__Task requirements__.
Every record should be written out exactly, with the pictures left out.

______________________________

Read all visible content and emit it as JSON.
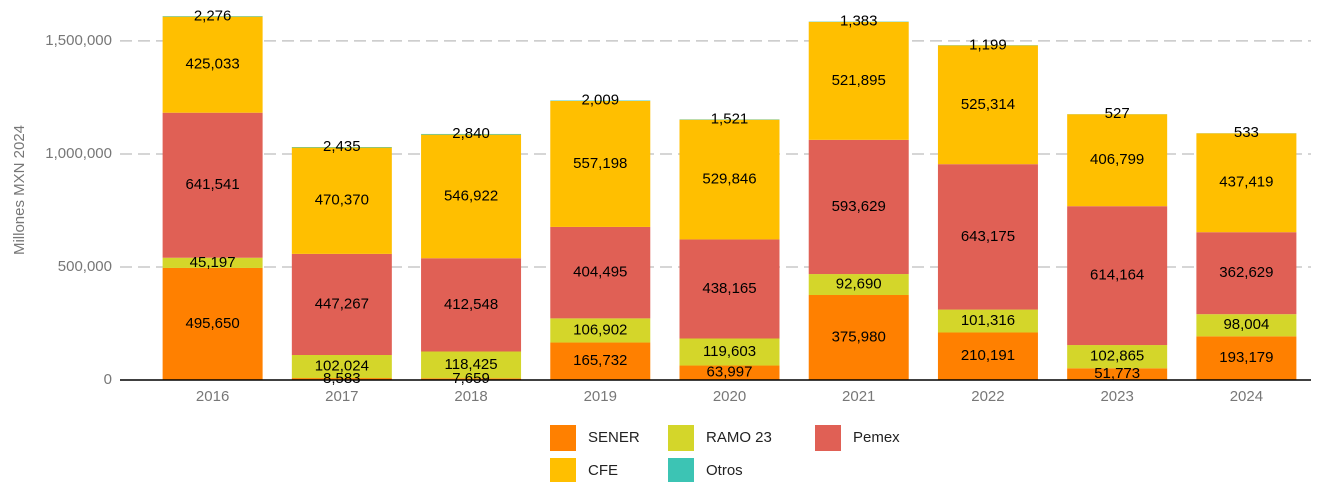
{
  "chart_data": {
    "type": "stacked_bar",
    "y_label": "Millones MXN 2024",
    "categories": [
      "2016",
      "2017",
      "2018",
      "2019",
      "2020",
      "2021",
      "2022",
      "2023",
      "2024"
    ],
    "series": [
      {
        "name": "SENER",
        "color": "#ff8000",
        "values": [
          495650,
          8583,
          7659,
          165732,
          63997,
          375980,
          210191,
          51773,
          193179
        ],
        "value_labels": [
          "495,650",
          "8,583",
          "7,659",
          "165,732",
          "63,997",
          "375,980",
          "210,191",
          "51,773",
          "193,179"
        ]
      },
      {
        "name": "RAMO 23",
        "color": "#d4d62a",
        "values": [
          45197,
          102024,
          118425,
          106902,
          119603,
          92690,
          101316,
          102865,
          98004
        ],
        "value_labels": [
          "45,197",
          "102,024",
          "118,425",
          "106,902",
          "119,603",
          "92,690",
          "101,316",
          "102,865",
          "98,004"
        ]
      },
      {
        "name": "Pemex",
        "color": "#e06055",
        "values": [
          641541,
          447267,
          412548,
          404495,
          438165,
          593629,
          643175,
          614164,
          362629
        ],
        "value_labels": [
          "641,541",
          "447,267",
          "412,548",
          "404,495",
          "438,165",
          "593,629",
          "643,175",
          "614,164",
          "362,629"
        ]
      },
      {
        "name": "CFE",
        "color": "#ffbf00",
        "values": [
          425033,
          470370,
          546922,
          557198,
          529846,
          521895,
          525314,
          406799,
          437419
        ],
        "value_labels": [
          "425,033",
          "470,370",
          "546,922",
          "557,198",
          "529,846",
          "521,895",
          "525,314",
          "406,799",
          "437,419"
        ]
      },
      {
        "name": "Otros",
        "color": "#3cc4b4",
        "values": [
          2276,
          2435,
          2840,
          2009,
          1521,
          1383,
          1199,
          527,
          533
        ],
        "value_labels": [
          "2,276",
          "2,435",
          "2,840",
          "2,009",
          "1,521",
          "1,383",
          "1,199",
          "527",
          "533"
        ]
      }
    ],
    "ylim": [
      0,
      1650000
    ],
    "yticks": [
      0,
      {
        "value": 500000,
        "label": "500,000"
      },
      {
        "value": 1000000,
        "label": "1,000,000"
      },
      {
        "value": 1500000,
        "label": "1,500,000"
      }
    ],
    "grid": true,
    "legend": "bottom"
  }
}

______________________________

__The result__.
Read all visible content and emit it as JSON.
{
  "chart_data": {
    "type": "stacked_bar",
    "y_label": "Millones MXN 2024",
    "categories": [
      "2016",
      "2017",
      "2018",
      "2019",
      "2020",
      "2021",
      "2022",
      "2023",
      "2024"
    ],
    "series": [
      {
        "name": "SENER",
        "color": "#ff8000",
        "values": [
          495650,
          8583,
          7659,
          165732,
          63997,
          375980,
          210191,
          51773,
          193179
        ],
        "value_labels": [
          "495,650",
          "8,583",
          "7,659",
          "165,732",
          "63,997",
          "375,980",
          "210,191",
          "51,773",
          "193,179"
        ]
      },
      {
        "name": "RAMO 23",
        "color": "#d4d62a",
        "values": [
          45197,
          102024,
          118425,
          106902,
          119603,
          92690,
          101316,
          102865,
          98004
        ],
        "value_labels": [
          "45,197",
          "102,024",
          "118,425",
          "106,902",
          "119,603",
          "92,690",
          "101,316",
          "102,865",
          "98,004"
        ]
      },
      {
        "name": "Pemex",
        "color": "#e06055",
        "values": [
          641541,
          447267,
          412548,
          404495,
          438165,
          593629,
          643175,
          614164,
          362629
        ],
        "value_labels": [
          "641,541",
          "447,267",
          "412,548",
          "404,495",
          "438,165",
          "593,629",
          "643,175",
          "614,164",
          "362,629"
        ]
      },
      {
        "name": "CFE",
        "color": "#ffbf00",
        "values": [
          425033,
          470370,
          546922,
          557198,
          529846,
          521895,
          525314,
          406799,
          437419
        ],
        "value_labels": [
          "425,033",
          "470,370",
          "546,922",
          "557,198",
          "529,846",
          "521,895",
          "525,314",
          "406,799",
          "437,419"
        ]
      },
      {
        "name": "Otros",
        "color": "#3cc4b4",
        "values": [
          2276,
          2435,
          2840,
          2009,
          1521,
          1383,
          1199,
          527,
          533
        ],
        "value_labels": [
          "2,276",
          "2,435",
          "2,840",
          "2,009",
          "1,521",
          "1,383",
          "1,199",
          "527",
          "533"
        ]
      }
    ],
    "ylim": [
      0,
      1650000
    ],
    "yticks": [
      0,
      {
        "value": 500000,
        "label": "500,000"
      },
      {
        "value": 1000000,
        "label": "1,000,000"
      },
      {
        "value": 1500000,
        "label": "1,500,000"
      }
    ],
    "grid": true,
    "legend": "bottom"
  }
}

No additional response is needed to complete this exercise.